→ Task details:
Your answer should be a single number: the count of lines that include "Consumption".

→ Available records:

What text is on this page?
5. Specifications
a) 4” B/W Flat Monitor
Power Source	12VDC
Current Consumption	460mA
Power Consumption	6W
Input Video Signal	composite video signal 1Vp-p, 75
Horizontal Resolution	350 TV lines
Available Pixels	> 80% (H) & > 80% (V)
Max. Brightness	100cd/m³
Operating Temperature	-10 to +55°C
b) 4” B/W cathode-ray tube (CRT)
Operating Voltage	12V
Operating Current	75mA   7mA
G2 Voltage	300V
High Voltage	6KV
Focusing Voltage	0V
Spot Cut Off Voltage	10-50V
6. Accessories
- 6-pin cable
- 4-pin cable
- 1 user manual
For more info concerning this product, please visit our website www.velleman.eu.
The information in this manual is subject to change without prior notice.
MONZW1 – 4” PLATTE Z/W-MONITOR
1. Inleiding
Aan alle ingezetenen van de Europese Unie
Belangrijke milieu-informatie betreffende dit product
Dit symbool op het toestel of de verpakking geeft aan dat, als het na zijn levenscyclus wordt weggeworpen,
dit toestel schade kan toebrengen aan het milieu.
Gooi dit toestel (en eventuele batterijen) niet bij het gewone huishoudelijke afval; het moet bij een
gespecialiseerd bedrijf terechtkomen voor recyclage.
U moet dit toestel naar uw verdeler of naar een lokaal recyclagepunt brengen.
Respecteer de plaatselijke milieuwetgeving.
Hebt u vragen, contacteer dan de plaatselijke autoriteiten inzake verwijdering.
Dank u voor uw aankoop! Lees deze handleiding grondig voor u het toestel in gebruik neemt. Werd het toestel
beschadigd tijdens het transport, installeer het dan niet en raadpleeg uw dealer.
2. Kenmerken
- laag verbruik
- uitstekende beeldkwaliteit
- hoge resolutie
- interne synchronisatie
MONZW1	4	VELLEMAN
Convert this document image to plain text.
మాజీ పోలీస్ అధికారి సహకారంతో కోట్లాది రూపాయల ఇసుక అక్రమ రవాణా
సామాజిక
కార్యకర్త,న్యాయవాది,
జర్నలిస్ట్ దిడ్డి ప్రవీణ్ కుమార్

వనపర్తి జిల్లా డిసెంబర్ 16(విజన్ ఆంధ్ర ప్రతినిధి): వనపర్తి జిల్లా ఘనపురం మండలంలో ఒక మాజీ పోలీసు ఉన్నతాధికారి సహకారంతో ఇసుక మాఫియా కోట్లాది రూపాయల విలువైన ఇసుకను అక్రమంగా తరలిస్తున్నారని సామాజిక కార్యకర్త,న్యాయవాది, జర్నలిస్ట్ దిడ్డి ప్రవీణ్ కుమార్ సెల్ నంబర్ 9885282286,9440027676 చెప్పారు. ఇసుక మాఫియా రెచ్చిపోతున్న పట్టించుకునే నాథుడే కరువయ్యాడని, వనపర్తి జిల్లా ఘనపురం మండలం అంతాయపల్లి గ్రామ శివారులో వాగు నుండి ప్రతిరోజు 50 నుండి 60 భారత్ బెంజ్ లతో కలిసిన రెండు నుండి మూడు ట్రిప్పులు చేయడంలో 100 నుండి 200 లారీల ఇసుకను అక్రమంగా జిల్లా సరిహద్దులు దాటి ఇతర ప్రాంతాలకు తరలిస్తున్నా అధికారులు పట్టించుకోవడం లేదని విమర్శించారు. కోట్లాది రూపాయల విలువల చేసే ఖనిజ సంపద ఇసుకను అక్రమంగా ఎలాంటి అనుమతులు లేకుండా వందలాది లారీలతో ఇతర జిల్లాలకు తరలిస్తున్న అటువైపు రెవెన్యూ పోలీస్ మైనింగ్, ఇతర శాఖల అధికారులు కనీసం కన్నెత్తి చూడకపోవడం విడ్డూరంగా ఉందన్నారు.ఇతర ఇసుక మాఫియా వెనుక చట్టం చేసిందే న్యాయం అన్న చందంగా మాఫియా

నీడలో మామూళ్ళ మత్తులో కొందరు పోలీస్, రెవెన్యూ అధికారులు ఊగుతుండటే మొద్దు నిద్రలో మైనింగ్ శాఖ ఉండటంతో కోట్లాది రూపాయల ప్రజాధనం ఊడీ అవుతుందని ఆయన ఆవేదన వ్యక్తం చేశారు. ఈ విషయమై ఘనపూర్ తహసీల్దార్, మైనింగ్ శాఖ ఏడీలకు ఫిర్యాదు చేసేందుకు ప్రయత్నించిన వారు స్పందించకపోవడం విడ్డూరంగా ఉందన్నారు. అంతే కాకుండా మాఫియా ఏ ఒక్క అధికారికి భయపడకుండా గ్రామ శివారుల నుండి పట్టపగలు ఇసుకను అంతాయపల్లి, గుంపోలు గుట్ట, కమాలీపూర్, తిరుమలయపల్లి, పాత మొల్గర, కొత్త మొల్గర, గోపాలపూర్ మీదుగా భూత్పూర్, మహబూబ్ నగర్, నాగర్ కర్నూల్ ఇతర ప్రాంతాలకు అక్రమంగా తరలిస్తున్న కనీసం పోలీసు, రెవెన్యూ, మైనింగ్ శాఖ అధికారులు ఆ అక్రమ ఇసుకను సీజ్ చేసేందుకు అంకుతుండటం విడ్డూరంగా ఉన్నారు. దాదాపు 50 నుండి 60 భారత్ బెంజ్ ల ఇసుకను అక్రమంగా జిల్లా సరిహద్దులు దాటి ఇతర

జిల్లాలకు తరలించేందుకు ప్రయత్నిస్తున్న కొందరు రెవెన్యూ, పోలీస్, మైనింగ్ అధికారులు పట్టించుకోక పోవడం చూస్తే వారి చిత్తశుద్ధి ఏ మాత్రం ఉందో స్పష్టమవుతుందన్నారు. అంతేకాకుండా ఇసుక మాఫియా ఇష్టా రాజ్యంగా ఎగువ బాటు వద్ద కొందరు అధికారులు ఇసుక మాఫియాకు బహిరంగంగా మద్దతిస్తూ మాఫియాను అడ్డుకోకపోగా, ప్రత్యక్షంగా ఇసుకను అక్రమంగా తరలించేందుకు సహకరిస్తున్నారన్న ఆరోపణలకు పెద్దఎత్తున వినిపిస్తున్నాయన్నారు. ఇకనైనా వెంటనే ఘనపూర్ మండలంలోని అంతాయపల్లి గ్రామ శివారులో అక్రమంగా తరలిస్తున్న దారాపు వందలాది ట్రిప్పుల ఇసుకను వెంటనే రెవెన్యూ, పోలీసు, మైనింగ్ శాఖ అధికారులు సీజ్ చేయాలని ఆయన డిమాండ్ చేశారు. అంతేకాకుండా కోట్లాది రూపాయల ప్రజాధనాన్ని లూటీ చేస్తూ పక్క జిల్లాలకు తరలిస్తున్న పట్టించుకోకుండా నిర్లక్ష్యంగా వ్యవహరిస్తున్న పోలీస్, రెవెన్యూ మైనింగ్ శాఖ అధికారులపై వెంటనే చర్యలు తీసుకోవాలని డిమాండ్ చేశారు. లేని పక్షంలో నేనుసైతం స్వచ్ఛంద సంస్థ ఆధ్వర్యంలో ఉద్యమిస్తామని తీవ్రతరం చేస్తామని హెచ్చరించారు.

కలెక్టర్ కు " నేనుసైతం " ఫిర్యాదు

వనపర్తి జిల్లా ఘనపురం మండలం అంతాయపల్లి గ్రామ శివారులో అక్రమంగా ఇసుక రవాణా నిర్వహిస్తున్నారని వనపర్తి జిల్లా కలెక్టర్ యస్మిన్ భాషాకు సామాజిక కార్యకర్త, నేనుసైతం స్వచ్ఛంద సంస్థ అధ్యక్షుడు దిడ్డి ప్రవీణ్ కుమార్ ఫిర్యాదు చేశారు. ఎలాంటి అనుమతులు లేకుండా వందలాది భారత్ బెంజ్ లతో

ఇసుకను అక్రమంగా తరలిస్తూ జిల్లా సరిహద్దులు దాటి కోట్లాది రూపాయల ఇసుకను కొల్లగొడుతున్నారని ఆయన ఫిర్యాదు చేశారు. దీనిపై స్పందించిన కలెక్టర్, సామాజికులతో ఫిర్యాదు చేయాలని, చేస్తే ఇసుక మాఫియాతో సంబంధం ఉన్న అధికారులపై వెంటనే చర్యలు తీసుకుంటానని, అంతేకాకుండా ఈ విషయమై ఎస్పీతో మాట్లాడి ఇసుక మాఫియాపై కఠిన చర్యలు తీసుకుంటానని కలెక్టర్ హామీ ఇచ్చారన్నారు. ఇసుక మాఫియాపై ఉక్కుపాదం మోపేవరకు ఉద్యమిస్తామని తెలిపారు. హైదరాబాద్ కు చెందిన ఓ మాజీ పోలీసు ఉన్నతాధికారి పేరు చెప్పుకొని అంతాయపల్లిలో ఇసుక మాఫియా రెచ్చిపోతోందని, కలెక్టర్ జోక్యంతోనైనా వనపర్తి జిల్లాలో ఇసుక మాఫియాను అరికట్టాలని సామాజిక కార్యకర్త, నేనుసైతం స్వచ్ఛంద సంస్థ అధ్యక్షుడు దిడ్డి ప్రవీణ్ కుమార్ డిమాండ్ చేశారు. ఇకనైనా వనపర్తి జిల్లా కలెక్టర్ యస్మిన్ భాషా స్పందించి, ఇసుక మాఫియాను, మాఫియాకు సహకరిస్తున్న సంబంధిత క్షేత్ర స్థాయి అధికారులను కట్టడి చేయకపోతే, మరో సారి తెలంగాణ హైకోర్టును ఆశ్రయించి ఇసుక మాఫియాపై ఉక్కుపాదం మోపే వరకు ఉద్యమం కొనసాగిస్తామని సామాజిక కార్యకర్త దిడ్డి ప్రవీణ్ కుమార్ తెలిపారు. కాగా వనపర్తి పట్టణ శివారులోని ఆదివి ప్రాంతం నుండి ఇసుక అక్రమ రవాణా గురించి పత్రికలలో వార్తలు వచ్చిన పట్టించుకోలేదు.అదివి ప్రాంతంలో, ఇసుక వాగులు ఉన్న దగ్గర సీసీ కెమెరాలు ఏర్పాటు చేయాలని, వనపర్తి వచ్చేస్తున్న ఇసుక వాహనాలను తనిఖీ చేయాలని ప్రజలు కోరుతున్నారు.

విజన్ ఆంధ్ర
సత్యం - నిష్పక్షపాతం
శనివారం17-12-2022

→ Correct output:
2